- Problem requirements -
Reproduce the records below exactly as they appear, omitting any pictures they contain.

═══ Recorded information

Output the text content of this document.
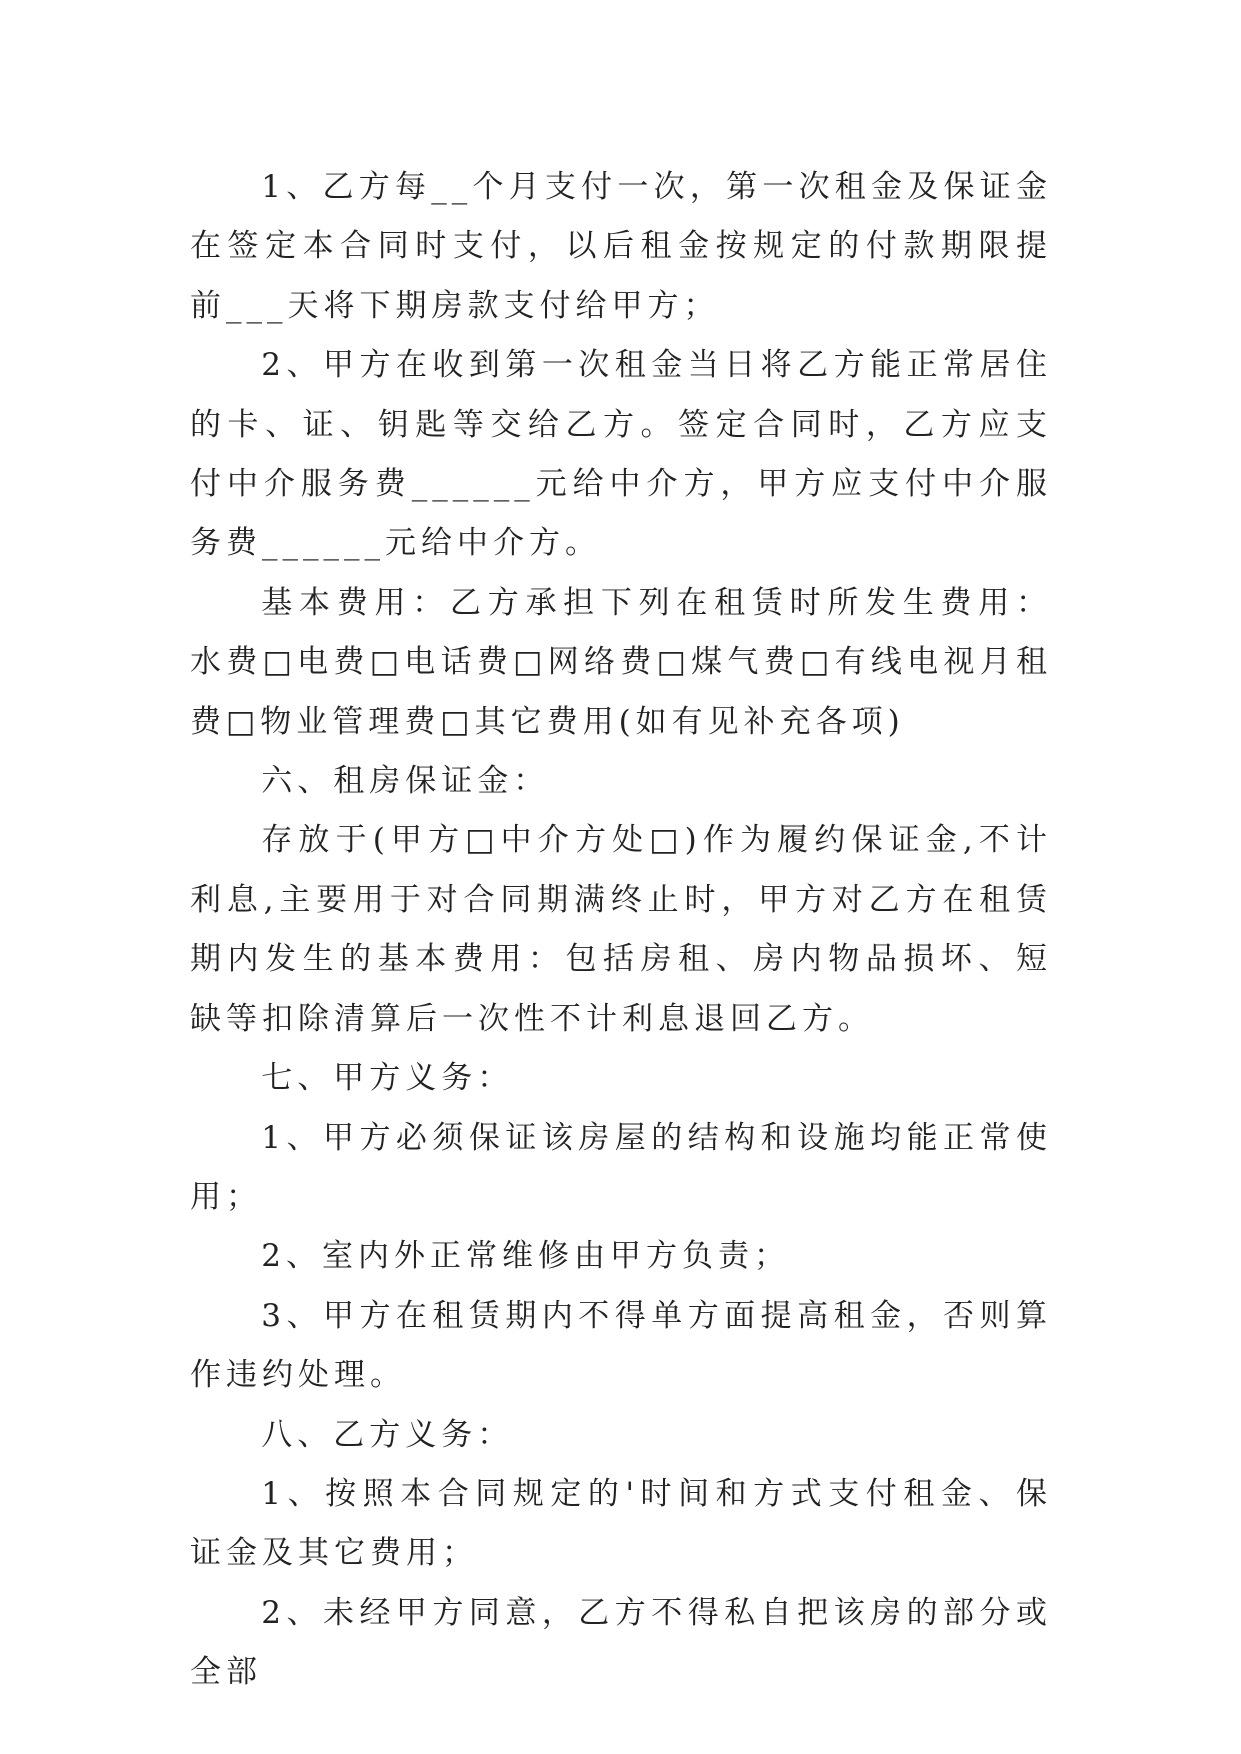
1、乙方每__个月支付一次，第一次租金及保证金在签定本合同时支付，以后租金按规定的付款期限提前___天将下期房款支付给甲方；

2、甲方在收到第一次租金当日将乙方能正常居住的卡、证、钥匙等交给乙方。签定合同时，乙方应支付中介服务费______元给中介方，甲方应支付中介服务费______元给中介方。

基本费用：乙方承担下列在租赁时所发生费用：水费□电费□电话费□网络费□煤气费□有线电视月租费□物业管理费□其它费用(如有见补充各项)

六、租房保证金：

存放于(甲方□中介方处□)作为履约保证金,不计利息,主要用于对合同期满终止时，甲方对乙方在租赁期内发生的基本费用：包括房租、房内物品损坏、短缺等扣除清算后一次性不计利息退回乙方。

七、甲方义务：

1、甲方必须保证该房屋的结构和设施均能正常使用；

2、室内外正常维修由甲方负责；

3、甲方在租赁期内不得单方面提高租金，否则算作违约处理。

八、乙方义务：

1、按照本合同规定的'时间和方式支付租金、保证金及其它费用；

2、未经甲方同意，乙方不得私自把该房的部分或全部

══════

- Exercise response -
Output the text content of this document.
1、乙方每__个月支付一次，第一次租金及保证金在签定本合同时支付，以后租金按规定的付款期限提前___天将下期房款支付给甲方；

2、甲方在收到第一次租金当日将乙方能正常居住的卡、证、钥匙等交给乙方。签定合同时，乙方应支付中介服务费______元给中介方，甲方应支付中介服务费______元给中介方。

基本费用：乙方承担下列在租赁时所发生费用：水费□电费□电话费□网络费□煤气费□有线电视月租费□物业管理费□其它费用(如有见补充各项)

六、租房保证金：

存放于(甲方□中介方处□)作为履约保证金,不计利息,主要用于对合同期满终止时，甲方对乙方在租赁期内发生的基本费用：包括房租、房内物品损坏、短缺等扣除清算后一次性不计利息退回乙方。

七、甲方义务：

1、甲方必须保证该房屋的结构和设施均能正常使用；

2、室内外正常维修由甲方负责；

3、甲方在租赁期内不得单方面提高租金，否则算作违约处理。

八、乙方义务：

1、按照本合同规定的'时间和方式支付租金、保证金及其它费用；

2、未经甲方同意，乙方不得私自把该房的部分或全部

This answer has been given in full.